- Exercise aim
Each line below that carries the string "screenshot" must appear in the answer.

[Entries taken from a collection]
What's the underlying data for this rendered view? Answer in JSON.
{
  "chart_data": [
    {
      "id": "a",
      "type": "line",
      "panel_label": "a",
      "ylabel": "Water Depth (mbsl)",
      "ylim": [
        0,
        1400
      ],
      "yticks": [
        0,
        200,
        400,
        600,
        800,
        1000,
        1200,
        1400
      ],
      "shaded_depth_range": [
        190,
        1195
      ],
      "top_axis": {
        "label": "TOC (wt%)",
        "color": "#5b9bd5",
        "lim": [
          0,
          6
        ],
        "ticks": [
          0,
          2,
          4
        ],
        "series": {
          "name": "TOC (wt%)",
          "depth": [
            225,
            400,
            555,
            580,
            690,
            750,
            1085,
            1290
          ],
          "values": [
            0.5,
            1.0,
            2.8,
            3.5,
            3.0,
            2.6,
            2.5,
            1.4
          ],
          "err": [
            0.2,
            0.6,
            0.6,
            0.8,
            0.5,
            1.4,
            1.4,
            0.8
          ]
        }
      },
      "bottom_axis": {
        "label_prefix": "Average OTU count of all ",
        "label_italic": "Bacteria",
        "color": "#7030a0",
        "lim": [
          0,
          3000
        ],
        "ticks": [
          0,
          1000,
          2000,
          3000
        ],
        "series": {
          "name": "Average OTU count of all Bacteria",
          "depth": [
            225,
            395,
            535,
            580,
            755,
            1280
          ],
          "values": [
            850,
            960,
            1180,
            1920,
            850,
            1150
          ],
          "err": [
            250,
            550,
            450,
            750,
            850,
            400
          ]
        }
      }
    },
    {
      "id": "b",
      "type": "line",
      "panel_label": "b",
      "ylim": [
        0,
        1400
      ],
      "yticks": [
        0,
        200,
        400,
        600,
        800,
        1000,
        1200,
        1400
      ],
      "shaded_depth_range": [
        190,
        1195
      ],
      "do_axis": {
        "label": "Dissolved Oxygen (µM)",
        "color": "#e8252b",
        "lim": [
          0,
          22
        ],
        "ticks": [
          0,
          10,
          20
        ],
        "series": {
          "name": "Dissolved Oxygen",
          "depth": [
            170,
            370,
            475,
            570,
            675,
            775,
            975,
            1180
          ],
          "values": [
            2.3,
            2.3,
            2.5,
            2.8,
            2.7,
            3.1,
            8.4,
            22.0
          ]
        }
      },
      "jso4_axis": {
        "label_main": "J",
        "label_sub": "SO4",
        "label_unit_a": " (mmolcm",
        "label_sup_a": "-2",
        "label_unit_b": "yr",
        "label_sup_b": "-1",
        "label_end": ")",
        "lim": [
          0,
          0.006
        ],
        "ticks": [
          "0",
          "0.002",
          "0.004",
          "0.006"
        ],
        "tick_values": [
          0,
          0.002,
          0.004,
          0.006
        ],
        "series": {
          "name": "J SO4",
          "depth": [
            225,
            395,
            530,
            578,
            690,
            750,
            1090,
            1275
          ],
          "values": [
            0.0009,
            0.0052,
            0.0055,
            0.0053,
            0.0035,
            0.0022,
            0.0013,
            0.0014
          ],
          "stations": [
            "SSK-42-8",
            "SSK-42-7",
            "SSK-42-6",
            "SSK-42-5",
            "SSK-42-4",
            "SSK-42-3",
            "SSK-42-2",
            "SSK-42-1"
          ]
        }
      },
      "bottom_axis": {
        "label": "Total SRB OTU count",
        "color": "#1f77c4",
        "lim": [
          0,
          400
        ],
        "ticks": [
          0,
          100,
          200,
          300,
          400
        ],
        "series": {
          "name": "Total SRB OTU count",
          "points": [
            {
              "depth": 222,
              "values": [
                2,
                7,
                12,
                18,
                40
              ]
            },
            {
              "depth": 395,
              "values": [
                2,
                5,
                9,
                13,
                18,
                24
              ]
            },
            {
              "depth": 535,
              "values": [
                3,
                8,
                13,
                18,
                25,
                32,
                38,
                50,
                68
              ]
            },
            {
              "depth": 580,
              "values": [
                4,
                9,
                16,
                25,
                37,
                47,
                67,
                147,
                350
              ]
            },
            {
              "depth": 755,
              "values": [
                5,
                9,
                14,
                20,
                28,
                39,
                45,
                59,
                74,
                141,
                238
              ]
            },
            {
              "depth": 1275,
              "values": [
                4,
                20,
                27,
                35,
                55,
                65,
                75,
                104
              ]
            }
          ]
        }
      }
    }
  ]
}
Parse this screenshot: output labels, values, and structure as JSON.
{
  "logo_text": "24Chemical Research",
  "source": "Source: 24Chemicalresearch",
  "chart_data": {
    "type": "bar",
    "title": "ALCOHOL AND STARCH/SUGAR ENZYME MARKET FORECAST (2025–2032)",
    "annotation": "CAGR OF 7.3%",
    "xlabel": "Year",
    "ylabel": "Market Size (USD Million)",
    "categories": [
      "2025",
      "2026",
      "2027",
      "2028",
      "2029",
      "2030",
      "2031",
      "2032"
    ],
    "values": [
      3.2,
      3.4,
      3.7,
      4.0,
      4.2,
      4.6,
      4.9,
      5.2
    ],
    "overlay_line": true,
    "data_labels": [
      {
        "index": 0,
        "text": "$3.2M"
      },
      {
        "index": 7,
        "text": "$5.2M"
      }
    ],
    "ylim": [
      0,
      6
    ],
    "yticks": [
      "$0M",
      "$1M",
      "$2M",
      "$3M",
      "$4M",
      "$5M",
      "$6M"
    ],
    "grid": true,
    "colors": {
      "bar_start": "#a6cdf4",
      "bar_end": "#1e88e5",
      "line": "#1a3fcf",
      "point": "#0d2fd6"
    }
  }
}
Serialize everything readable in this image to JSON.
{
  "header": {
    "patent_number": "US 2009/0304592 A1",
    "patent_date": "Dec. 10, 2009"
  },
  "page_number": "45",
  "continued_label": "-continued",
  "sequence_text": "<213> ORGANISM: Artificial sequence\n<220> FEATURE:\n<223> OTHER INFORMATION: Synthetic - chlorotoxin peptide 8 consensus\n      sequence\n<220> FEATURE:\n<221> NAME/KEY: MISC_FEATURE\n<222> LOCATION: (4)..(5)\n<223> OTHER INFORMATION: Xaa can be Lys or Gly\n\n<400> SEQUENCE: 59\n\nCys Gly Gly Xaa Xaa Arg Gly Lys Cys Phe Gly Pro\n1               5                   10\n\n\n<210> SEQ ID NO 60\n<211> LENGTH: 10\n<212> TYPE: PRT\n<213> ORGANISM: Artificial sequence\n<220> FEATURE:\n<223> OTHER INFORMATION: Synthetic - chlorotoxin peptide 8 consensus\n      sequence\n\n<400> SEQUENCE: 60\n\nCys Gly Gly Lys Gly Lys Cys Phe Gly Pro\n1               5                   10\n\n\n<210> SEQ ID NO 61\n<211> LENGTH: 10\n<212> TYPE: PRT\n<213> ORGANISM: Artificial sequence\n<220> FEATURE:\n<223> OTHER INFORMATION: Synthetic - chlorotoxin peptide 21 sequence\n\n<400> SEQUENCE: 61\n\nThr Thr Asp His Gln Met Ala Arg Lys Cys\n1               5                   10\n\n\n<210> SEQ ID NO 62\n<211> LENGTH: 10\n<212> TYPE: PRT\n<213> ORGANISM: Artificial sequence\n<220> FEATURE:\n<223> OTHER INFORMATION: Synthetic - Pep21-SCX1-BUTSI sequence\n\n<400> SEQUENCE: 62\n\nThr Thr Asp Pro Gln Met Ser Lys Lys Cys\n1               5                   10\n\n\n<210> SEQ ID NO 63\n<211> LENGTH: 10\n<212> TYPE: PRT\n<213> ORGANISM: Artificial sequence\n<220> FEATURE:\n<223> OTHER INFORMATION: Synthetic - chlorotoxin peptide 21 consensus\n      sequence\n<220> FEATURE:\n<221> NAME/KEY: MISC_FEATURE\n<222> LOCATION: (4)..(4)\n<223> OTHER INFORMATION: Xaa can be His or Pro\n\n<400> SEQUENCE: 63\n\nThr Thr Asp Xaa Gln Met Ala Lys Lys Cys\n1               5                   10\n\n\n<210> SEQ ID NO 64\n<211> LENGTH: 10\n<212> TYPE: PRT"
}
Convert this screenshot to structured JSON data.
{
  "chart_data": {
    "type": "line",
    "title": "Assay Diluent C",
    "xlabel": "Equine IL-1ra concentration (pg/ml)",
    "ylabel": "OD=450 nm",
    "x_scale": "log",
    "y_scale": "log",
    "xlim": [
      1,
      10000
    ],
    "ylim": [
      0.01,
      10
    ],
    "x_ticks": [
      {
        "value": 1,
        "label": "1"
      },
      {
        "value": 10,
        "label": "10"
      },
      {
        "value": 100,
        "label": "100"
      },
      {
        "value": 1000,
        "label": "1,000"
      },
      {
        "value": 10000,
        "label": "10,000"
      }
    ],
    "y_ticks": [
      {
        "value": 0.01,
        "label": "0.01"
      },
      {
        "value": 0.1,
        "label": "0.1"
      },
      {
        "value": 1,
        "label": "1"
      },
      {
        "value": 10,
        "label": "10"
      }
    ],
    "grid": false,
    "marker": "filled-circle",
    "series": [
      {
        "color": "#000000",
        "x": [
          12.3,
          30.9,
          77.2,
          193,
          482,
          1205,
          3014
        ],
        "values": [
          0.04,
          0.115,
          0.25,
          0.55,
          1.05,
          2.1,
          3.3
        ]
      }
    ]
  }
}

- Answer section
Parse this screenshot: output labels, values, and structure as JSON.
Convert this screenshot to structured JSON data.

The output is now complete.